Stored items
* * * *

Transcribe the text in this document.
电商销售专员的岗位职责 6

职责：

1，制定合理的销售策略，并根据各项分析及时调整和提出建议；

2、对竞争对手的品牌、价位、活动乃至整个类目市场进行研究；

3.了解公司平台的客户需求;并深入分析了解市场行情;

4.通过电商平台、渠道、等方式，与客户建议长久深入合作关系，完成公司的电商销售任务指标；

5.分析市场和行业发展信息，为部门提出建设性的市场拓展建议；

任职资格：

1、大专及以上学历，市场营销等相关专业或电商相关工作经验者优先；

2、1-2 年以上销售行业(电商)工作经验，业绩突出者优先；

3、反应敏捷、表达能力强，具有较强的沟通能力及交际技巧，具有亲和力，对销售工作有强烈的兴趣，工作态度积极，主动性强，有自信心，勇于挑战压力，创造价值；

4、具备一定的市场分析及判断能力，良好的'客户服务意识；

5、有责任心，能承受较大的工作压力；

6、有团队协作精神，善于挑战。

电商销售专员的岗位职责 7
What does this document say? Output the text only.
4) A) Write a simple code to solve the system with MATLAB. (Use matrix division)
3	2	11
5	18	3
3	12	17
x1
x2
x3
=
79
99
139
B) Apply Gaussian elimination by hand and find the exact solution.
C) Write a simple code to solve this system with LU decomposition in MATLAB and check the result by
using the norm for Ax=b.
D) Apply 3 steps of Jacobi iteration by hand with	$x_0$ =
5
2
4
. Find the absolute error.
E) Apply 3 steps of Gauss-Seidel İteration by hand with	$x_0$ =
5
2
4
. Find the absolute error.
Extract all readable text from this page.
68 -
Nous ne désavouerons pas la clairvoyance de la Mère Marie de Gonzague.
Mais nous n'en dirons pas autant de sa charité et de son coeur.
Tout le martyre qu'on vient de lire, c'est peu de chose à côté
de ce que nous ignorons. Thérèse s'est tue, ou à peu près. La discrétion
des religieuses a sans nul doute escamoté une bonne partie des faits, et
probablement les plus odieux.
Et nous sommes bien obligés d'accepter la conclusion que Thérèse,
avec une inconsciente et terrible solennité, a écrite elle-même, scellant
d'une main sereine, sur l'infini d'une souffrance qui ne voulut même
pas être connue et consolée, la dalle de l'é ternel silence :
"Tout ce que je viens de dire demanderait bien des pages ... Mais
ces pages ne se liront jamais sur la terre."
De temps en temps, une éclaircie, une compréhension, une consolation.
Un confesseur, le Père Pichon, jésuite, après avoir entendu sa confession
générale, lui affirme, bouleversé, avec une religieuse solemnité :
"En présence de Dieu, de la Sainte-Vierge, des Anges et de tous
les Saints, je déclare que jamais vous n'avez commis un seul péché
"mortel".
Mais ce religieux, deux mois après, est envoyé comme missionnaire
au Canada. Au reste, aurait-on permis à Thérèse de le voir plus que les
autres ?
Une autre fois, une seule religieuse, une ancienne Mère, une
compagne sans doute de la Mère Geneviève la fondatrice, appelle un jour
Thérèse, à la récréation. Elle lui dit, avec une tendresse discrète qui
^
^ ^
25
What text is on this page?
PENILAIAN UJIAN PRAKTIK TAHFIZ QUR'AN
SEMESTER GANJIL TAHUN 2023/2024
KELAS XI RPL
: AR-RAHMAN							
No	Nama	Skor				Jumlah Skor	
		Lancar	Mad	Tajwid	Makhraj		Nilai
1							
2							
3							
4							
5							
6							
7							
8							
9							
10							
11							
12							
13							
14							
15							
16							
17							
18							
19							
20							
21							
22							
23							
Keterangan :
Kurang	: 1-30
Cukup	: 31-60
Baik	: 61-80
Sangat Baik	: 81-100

* * * *

Identify each line of the material where the word "Thérèse" shows up, and copy it.

de ce que nous ignorons. Thérèse s'est tue, ou à peu près. La discrétion
Et nous sommes bien obligés d'accepter la conclusion que Thérèse,
au Canada. Au reste, aurait-on permis à Thérèse de le voir plus que les
Thérèse, à la récréation. Elle lui dit, avec une tendresse discrète qui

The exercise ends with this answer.